• [MATERIAL FOR THIS EXERCISE]:
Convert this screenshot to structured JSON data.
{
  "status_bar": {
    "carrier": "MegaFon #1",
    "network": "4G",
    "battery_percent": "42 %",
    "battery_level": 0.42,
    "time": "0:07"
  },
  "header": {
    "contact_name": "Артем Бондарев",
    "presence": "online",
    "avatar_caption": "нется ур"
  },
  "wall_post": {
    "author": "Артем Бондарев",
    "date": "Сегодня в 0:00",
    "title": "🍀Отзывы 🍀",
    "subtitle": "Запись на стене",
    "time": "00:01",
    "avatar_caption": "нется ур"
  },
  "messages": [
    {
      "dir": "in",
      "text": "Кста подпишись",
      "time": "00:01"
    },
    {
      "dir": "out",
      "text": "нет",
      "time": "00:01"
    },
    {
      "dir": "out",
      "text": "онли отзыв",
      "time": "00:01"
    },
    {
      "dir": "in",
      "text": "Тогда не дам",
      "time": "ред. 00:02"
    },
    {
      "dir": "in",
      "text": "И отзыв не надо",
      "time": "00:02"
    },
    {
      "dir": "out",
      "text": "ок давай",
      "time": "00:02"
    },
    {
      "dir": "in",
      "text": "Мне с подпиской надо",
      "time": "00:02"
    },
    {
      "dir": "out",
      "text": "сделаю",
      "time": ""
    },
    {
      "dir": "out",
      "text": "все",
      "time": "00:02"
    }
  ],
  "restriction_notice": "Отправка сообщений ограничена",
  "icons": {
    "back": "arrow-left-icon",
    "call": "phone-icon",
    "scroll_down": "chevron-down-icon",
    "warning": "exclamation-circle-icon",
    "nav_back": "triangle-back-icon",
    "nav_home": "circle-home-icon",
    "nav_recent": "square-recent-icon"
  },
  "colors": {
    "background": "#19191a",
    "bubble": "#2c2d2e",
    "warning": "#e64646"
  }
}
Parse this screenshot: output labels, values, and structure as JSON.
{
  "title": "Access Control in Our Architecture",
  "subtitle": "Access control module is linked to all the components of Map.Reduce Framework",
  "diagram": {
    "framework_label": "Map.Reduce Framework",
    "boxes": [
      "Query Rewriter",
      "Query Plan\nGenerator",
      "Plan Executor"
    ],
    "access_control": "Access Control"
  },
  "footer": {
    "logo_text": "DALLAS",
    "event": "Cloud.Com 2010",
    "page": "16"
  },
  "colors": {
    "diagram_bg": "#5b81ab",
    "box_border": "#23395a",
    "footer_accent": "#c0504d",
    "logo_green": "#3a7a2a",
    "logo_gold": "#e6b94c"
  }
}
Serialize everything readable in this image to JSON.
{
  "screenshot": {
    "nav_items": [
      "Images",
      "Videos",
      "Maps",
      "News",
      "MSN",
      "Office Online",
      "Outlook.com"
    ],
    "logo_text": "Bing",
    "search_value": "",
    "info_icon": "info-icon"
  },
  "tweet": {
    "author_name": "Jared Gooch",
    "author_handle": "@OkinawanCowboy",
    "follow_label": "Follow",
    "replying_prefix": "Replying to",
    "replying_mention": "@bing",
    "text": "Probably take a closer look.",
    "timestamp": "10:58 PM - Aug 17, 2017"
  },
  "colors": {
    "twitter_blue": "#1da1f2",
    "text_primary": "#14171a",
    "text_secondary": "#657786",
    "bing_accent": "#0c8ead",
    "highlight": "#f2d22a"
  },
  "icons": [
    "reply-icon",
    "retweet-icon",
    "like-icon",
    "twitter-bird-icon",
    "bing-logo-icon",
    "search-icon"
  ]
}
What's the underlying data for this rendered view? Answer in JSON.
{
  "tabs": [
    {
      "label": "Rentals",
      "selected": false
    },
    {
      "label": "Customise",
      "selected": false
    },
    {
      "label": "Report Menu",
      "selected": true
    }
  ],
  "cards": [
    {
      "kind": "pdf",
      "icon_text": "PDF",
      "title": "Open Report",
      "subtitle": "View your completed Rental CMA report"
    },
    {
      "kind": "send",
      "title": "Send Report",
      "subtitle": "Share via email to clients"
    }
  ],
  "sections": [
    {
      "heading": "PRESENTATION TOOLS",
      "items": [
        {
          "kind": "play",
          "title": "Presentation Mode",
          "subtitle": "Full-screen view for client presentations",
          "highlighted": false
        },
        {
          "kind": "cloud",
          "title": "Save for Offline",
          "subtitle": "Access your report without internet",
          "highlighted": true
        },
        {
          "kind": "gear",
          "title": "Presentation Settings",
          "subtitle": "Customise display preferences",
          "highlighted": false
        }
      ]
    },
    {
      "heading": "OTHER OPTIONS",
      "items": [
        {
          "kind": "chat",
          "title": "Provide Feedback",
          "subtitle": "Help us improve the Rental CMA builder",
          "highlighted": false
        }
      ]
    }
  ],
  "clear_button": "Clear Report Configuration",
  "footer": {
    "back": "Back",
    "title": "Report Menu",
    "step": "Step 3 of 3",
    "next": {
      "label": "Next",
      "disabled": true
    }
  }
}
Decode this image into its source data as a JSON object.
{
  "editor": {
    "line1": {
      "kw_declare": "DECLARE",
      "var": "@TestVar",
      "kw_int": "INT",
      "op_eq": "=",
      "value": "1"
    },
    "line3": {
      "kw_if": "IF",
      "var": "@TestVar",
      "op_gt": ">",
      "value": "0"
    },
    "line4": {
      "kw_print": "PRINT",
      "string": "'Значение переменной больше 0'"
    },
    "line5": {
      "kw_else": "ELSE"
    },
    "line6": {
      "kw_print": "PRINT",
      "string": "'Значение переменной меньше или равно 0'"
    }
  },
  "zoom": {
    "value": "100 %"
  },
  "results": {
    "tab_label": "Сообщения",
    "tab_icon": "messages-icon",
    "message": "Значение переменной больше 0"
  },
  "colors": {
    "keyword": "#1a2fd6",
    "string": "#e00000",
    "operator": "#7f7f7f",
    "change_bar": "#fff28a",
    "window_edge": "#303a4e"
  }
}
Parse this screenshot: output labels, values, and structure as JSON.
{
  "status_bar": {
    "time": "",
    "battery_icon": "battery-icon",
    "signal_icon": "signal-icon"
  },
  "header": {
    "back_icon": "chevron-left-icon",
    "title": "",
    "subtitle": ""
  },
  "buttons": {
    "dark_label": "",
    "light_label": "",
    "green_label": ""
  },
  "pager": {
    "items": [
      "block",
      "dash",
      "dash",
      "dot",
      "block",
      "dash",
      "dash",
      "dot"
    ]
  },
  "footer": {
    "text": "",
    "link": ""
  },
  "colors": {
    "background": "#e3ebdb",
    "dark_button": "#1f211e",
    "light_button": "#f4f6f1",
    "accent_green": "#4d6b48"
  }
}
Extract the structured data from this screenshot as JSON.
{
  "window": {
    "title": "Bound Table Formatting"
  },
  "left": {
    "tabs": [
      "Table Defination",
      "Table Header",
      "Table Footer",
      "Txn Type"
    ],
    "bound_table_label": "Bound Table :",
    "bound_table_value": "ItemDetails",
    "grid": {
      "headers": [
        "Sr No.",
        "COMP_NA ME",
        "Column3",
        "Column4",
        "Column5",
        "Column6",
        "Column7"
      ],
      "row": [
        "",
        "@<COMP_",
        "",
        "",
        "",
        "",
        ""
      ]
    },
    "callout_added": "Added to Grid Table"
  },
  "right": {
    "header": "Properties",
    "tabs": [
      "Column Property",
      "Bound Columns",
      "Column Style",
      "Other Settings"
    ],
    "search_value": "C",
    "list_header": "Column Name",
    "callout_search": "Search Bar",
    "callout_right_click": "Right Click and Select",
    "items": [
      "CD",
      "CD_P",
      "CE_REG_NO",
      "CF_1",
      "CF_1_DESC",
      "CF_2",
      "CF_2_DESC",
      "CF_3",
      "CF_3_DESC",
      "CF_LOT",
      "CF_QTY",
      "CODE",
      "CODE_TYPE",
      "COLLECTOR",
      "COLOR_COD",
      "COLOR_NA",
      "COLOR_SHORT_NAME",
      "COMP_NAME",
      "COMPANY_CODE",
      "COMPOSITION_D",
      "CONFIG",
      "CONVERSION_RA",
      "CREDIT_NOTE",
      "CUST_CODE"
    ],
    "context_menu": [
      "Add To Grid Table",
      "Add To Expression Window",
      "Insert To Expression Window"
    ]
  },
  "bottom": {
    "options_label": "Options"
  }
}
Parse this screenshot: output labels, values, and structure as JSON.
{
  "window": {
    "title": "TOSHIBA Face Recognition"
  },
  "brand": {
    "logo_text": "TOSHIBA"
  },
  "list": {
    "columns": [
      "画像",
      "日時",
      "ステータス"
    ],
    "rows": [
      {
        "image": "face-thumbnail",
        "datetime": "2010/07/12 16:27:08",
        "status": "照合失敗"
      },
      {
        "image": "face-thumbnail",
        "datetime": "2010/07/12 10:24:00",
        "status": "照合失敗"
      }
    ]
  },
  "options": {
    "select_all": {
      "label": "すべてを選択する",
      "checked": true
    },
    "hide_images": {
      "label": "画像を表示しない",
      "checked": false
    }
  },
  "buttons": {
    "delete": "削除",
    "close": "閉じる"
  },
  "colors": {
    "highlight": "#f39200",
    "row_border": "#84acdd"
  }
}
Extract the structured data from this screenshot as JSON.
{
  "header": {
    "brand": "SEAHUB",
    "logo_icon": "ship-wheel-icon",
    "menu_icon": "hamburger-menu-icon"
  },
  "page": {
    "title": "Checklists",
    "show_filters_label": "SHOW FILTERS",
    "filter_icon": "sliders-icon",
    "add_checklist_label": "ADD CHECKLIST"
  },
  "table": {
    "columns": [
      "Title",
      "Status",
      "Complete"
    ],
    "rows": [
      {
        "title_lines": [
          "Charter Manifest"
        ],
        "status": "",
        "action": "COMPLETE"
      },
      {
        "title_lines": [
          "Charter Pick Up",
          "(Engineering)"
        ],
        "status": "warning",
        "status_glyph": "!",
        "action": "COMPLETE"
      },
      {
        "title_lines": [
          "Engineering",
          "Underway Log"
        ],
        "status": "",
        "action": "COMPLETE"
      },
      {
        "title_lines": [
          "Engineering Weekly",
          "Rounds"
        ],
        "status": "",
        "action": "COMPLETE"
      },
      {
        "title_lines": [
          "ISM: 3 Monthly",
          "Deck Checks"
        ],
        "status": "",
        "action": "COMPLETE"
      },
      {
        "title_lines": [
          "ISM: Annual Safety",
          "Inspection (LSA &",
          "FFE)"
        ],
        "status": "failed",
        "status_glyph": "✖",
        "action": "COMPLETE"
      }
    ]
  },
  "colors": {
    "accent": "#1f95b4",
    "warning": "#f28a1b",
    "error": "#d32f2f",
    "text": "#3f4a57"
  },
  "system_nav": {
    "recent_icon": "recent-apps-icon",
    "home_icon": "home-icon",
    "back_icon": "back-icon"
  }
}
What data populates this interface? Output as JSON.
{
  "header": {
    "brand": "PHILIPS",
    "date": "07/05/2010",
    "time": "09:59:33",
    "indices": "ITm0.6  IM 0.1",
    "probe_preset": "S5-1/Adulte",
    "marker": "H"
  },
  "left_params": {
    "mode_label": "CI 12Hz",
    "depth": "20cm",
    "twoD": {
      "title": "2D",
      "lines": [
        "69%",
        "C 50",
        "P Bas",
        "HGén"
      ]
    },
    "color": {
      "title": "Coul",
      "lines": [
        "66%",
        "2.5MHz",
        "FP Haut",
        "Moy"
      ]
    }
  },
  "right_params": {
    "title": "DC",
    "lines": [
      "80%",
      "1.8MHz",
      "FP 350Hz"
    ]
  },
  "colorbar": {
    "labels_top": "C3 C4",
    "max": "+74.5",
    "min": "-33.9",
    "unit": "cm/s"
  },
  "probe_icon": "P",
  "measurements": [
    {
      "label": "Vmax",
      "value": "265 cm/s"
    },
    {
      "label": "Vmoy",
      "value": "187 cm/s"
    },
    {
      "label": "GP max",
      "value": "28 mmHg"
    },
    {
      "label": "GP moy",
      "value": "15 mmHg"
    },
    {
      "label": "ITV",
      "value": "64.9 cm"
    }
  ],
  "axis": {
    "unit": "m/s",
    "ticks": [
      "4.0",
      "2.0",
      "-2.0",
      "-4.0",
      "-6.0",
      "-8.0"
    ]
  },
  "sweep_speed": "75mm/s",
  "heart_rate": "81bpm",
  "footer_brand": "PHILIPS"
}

• [CHALLENGE]:
The answer is a single number: how many lines include the word "circle"?

• [WRITTEN RESPONSE]:
2